From the rows below, pull out every line that contains the string "Fahrgasse" and copy each one unchanged.

** Start of RECORD LIST **

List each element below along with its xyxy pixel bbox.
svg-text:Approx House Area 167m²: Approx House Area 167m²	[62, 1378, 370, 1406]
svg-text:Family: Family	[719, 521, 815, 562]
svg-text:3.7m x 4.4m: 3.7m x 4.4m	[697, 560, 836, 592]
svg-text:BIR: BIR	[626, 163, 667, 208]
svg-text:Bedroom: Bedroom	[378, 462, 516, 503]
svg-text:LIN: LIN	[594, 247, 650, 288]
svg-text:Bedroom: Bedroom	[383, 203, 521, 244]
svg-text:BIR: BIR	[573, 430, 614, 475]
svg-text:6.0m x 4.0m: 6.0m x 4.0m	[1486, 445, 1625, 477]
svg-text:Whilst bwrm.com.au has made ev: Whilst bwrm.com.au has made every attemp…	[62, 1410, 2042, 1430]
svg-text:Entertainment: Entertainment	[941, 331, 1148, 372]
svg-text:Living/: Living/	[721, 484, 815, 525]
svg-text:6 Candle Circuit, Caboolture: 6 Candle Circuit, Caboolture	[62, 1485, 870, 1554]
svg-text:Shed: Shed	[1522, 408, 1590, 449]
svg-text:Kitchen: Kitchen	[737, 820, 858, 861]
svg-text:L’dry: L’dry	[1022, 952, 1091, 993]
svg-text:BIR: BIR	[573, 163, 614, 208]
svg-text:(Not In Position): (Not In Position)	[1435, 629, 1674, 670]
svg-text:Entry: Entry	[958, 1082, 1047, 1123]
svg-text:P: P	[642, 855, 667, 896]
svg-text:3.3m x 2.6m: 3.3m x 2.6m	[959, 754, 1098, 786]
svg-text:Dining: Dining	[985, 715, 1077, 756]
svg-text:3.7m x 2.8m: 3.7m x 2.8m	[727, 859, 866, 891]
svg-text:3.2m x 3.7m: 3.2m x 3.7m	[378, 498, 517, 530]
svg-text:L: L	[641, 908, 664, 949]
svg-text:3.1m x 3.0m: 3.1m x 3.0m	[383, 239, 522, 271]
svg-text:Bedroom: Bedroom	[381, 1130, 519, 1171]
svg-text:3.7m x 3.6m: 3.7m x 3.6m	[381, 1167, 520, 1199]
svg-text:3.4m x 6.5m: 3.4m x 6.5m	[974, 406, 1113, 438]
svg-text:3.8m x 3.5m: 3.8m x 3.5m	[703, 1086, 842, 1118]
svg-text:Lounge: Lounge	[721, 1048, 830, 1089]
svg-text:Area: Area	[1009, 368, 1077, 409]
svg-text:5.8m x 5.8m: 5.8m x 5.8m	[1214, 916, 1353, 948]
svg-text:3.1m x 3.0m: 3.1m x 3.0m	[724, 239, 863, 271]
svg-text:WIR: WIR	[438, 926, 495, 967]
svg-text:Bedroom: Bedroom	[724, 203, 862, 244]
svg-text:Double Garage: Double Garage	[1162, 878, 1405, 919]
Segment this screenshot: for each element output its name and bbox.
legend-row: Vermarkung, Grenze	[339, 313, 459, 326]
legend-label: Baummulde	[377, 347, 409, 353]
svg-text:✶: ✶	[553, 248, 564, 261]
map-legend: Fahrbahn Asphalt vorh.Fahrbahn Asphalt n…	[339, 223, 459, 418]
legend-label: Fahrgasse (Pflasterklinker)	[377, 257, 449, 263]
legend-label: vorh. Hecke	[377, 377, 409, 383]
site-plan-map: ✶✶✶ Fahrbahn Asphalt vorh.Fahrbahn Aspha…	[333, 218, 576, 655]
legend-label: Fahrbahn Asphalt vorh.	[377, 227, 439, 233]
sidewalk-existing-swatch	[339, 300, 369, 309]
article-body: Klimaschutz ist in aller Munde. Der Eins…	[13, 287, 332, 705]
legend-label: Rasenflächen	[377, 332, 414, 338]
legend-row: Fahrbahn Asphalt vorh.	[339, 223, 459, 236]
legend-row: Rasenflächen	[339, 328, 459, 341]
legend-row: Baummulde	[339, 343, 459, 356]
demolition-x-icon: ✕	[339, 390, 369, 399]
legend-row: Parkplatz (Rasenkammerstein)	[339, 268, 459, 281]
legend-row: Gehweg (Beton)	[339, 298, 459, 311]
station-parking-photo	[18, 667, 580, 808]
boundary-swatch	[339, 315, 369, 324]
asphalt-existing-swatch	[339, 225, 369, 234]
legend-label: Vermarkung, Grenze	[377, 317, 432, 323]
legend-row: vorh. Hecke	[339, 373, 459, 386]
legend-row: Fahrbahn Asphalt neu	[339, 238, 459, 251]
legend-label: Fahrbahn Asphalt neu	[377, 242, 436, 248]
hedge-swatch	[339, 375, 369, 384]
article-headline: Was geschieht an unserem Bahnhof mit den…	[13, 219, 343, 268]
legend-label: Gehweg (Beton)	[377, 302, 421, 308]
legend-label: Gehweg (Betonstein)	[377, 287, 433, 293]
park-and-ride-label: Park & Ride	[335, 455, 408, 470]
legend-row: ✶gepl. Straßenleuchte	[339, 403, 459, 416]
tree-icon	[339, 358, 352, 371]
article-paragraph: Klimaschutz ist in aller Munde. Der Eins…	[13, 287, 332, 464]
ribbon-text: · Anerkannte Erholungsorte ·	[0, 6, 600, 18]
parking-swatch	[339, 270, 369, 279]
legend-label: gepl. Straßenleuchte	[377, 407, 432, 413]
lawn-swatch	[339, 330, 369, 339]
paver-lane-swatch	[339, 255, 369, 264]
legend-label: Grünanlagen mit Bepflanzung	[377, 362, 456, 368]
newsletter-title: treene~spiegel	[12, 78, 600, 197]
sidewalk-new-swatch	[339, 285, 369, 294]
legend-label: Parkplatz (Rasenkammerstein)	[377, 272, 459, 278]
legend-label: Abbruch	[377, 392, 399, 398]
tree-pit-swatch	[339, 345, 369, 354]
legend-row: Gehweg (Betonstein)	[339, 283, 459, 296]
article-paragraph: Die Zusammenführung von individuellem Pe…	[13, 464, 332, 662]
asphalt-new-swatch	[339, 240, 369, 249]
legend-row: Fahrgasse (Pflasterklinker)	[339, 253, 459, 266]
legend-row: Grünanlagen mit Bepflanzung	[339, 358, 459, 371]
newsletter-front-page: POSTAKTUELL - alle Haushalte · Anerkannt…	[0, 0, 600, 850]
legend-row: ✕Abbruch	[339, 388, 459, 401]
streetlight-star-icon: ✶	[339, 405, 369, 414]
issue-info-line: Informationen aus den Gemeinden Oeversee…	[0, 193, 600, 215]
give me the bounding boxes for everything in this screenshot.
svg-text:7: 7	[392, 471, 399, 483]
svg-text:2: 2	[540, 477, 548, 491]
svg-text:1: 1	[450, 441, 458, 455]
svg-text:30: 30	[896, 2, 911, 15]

** End of RECORD LIST **

• **THE ANSWER**:
legend-label: Fahrgasse (Pflasterklinker)	[377, 257, 449, 263]
legend-row: Fahrgasse (Pflasterklinker)	[339, 253, 459, 266]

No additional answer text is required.